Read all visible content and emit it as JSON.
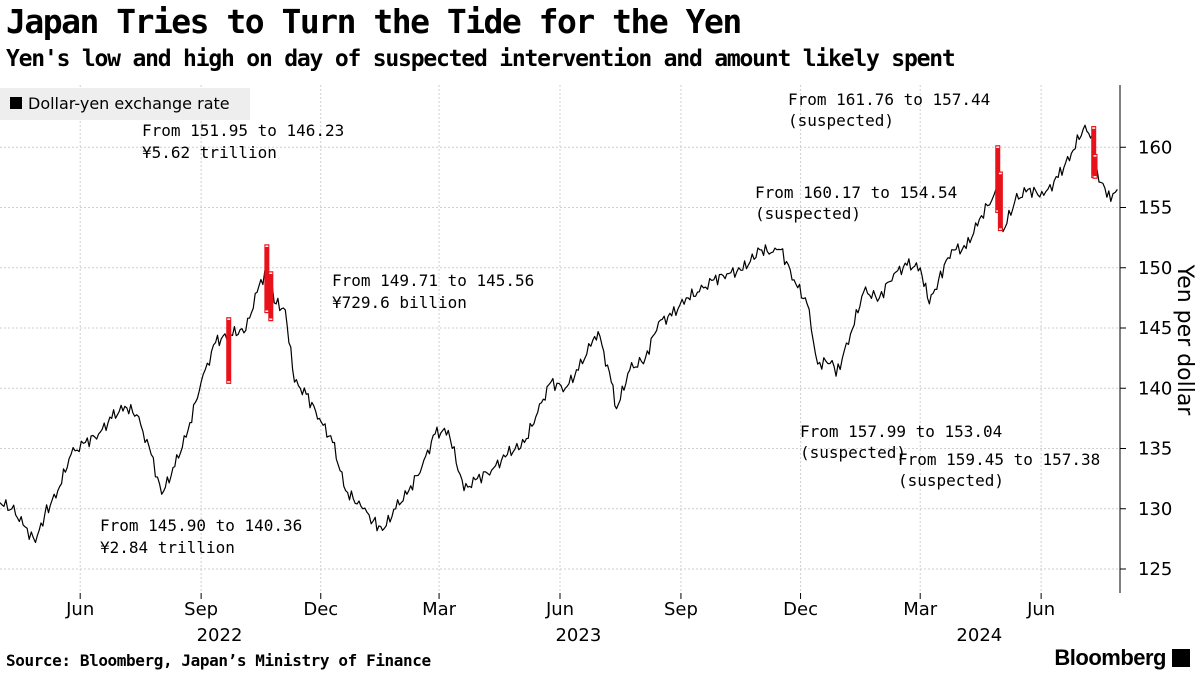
{
  "header": {
    "title": "Japan Tries to Turn the Tide for the Yen",
    "subtitle": "Yen's low and high on day of suspected intervention and amount likely spent"
  },
  "footer": {
    "source": "Source: Bloomberg, Japan’s Ministry of Finance",
    "brand": "Bloomberg"
  },
  "colors": {
    "series": "#000000",
    "intervention": "#e8121b",
    "grid": "#cfcfcf"
  },
  "chart_data": {
    "type": "line",
    "title": "Japan Tries to Turn the Tide for the Yen",
    "subtitle": "Yen's low and high on day of suspected intervention and amount likely spent",
    "ylabel": "Yen per dollar",
    "xlabel": "",
    "ylim": [
      123,
      160.5
    ],
    "xlim": [
      "2022-04-01",
      "2024-07-31"
    ],
    "yticks": [
      125,
      130,
      135,
      140,
      145,
      150,
      155,
      160
    ],
    "xticks": [
      {
        "date": "2022-06-01",
        "label": "Jun"
      },
      {
        "date": "2022-09-01",
        "label": "Sep"
      },
      {
        "date": "2022-12-01",
        "label": "Dec"
      },
      {
        "date": "2023-03-01",
        "label": "Mar"
      },
      {
        "date": "2023-06-01",
        "label": "Jun"
      },
      {
        "date": "2023-09-01",
        "label": "Sep"
      },
      {
        "date": "2023-12-01",
        "label": "Dec"
      },
      {
        "date": "2024-03-01",
        "label": "Mar"
      },
      {
        "date": "2024-06-01",
        "label": "Jun"
      }
    ],
    "year_labels": [
      {
        "date": "2022-09-15",
        "label": "2022"
      },
      {
        "date": "2023-06-15",
        "label": "2023"
      },
      {
        "date": "2024-04-15",
        "label": "2024"
      }
    ],
    "legend": {
      "label": "Dollar-yen exchange rate",
      "position": "top-left"
    },
    "grid": true,
    "series": [
      {
        "name": "Dollar-yen exchange rate",
        "points": [
          [
            "2022-04-01",
            130.5
          ],
          [
            "2022-04-10",
            130.0
          ],
          [
            "2022-04-20",
            128.5
          ],
          [
            "2022-04-28",
            127.2
          ],
          [
            "2022-05-05",
            129.5
          ],
          [
            "2022-05-15",
            131.5
          ],
          [
            "2022-05-25",
            134.5
          ],
          [
            "2022-06-05",
            135.5
          ],
          [
            "2022-06-15",
            136.2
          ],
          [
            "2022-06-25",
            137.5
          ],
          [
            "2022-07-05",
            138.5
          ],
          [
            "2022-07-14",
            137.8
          ],
          [
            "2022-07-25",
            134.5
          ],
          [
            "2022-08-02",
            131.2
          ],
          [
            "2022-08-12",
            133.5
          ],
          [
            "2022-08-22",
            136.5
          ],
          [
            "2022-09-01",
            140.5
          ],
          [
            "2022-09-12",
            143.8
          ],
          [
            "2022-09-22",
            144.5
          ],
          [
            "2022-10-05",
            144.8
          ],
          [
            "2022-10-15",
            148.5
          ],
          [
            "2022-10-21",
            149.8
          ],
          [
            "2022-10-28",
            147.0
          ],
          [
            "2022-11-04",
            146.5
          ],
          [
            "2022-11-11",
            140.5
          ],
          [
            "2022-11-20",
            139.5
          ],
          [
            "2022-11-30",
            137.5
          ],
          [
            "2022-12-10",
            135.5
          ],
          [
            "2022-12-20",
            131.5
          ],
          [
            "2023-01-02",
            130.0
          ],
          [
            "2023-01-10",
            129.0
          ],
          [
            "2023-01-17",
            128.2
          ],
          [
            "2023-01-27",
            130.0
          ],
          [
            "2023-02-06",
            131.5
          ],
          [
            "2023-02-16",
            133.5
          ],
          [
            "2023-02-26",
            136.2
          ],
          [
            "2023-03-08",
            136.5
          ],
          [
            "2023-03-20",
            131.5
          ],
          [
            "2023-03-30",
            132.5
          ],
          [
            "2023-04-10",
            133.2
          ],
          [
            "2023-04-22",
            134.5
          ],
          [
            "2023-05-05",
            135.5
          ],
          [
            "2023-05-15",
            138.0
          ],
          [
            "2023-05-25",
            140.5
          ],
          [
            "2023-06-05",
            140.0
          ],
          [
            "2023-06-15",
            141.5
          ],
          [
            "2023-06-26",
            144.0
          ],
          [
            "2023-06-30",
            144.7
          ],
          [
            "2023-07-10",
            140.5
          ],
          [
            "2023-07-14",
            138.3
          ],
          [
            "2023-07-24",
            141.5
          ],
          [
            "2023-08-05",
            142.5
          ],
          [
            "2023-08-15",
            145.5
          ],
          [
            "2023-08-25",
            146.0
          ],
          [
            "2023-09-05",
            147.5
          ],
          [
            "2023-09-15",
            148.0
          ],
          [
            "2023-09-26",
            149.0
          ],
          [
            "2023-10-06",
            149.5
          ],
          [
            "2023-10-18",
            149.8
          ],
          [
            "2023-10-31",
            151.5
          ],
          [
            "2023-11-10",
            151.3
          ],
          [
            "2023-11-16",
            151.5
          ],
          [
            "2023-11-26",
            149.0
          ],
          [
            "2023-12-06",
            147.0
          ],
          [
            "2023-12-14",
            142.0
          ],
          [
            "2023-12-25",
            142.3
          ],
          [
            "2023-12-28",
            141.0
          ],
          [
            "2024-01-08",
            144.5
          ],
          [
            "2024-01-18",
            148.0
          ],
          [
            "2024-01-30",
            147.5
          ],
          [
            "2024-02-10",
            149.5
          ],
          [
            "2024-02-20",
            150.2
          ],
          [
            "2024-03-01",
            150.0
          ],
          [
            "2024-03-08",
            147.0
          ],
          [
            "2024-03-15",
            149.0
          ],
          [
            "2024-03-25",
            151.5
          ],
          [
            "2024-04-05",
            151.6
          ],
          [
            "2024-04-15",
            154.0
          ],
          [
            "2024-04-26",
            156.0
          ],
          [
            "2024-04-29",
            156.5
          ],
          [
            "2024-05-03",
            153.0
          ],
          [
            "2024-05-12",
            155.5
          ],
          [
            "2024-05-22",
            156.5
          ],
          [
            "2024-06-03",
            156.0
          ],
          [
            "2024-06-14",
            157.5
          ],
          [
            "2024-06-24",
            159.5
          ],
          [
            "2024-07-03",
            161.5
          ],
          [
            "2024-07-10",
            161.0
          ],
          [
            "2024-07-11",
            159.0
          ],
          [
            "2024-07-12",
            157.8
          ],
          [
            "2024-07-18",
            157.0
          ],
          [
            "2024-07-24",
            155.5
          ],
          [
            "2024-07-29",
            156.5
          ]
        ]
      }
    ],
    "interventions": [
      {
        "date": "2022-09-22",
        "high": 145.9,
        "low": 140.36
      },
      {
        "date": "2022-10-21",
        "high": 151.95,
        "low": 146.23
      },
      {
        "date": "2022-10-24",
        "high": 149.71,
        "low": 145.56
      },
      {
        "date": "2024-04-29",
        "high": 160.17,
        "low": 154.54
      },
      {
        "date": "2024-05-01",
        "high": 157.99,
        "low": 153.04
      },
      {
        "date": "2024-07-11",
        "high": 161.76,
        "low": 157.44
      },
      {
        "date": "2024-07-12",
        "high": 159.45,
        "low": 157.38
      }
    ],
    "annotations": [
      {
        "id": "a1",
        "line1": "From 151.95 to 146.23",
        "line2": "¥5.62 trillion"
      },
      {
        "id": "a2",
        "line1": "From 149.71 to 145.56",
        "line2": "¥729.6 billion"
      },
      {
        "id": "a3",
        "line1": "From 145.90 to 140.36",
        "line2": "¥2.84 trillion"
      },
      {
        "id": "a4",
        "line1": "From 161.76 to 157.44",
        "line2": "(suspected)"
      },
      {
        "id": "a5",
        "line1": "From 160.17 to 154.54",
        "line2": "(suspected)"
      },
      {
        "id": "a6",
        "line1": "From 157.99 to 153.04",
        "line2": "(suspected)"
      },
      {
        "id": "a7",
        "line1": "From 159.45 to 157.38",
        "line2": "(suspected)"
      }
    ]
  }
}
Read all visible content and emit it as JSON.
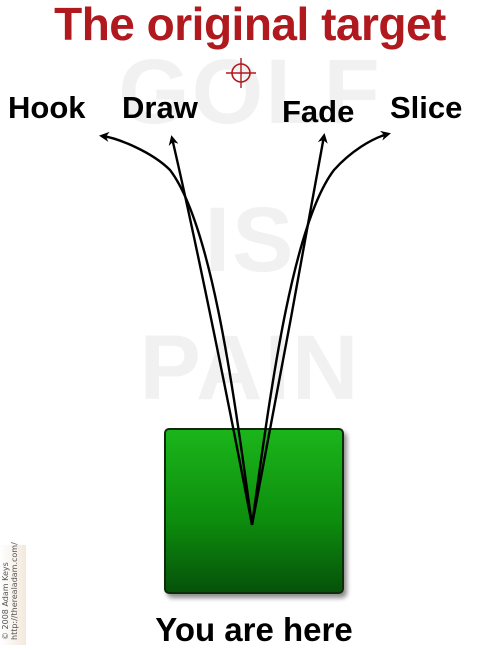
{
  "title": "The original target",
  "watermark": {
    "line1": "GOLF",
    "line2": "IS",
    "line3": "PAIN"
  },
  "shots": {
    "hook": "Hook",
    "draw": "Draw",
    "fade": "Fade",
    "slice": "Slice"
  },
  "start_label": "You are here",
  "credit": {
    "line1": "© 2008 Adam Keys",
    "line2": "http://therealadam.com/"
  },
  "colors": {
    "title": "#b0191e",
    "tee_box": "#13a013",
    "target": "#b0191e",
    "arrows": "#000000"
  },
  "icons": {
    "target": "crosshair-target-icon"
  }
}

..............................

TASK OBJECTIVE: Whichever lines contain the string "exchange", select and copy them.

SOLUTION TO THIS TASK:
      "label": "Dollar-yen exchange rate",
        "name": "Dollar-yen exchange rate",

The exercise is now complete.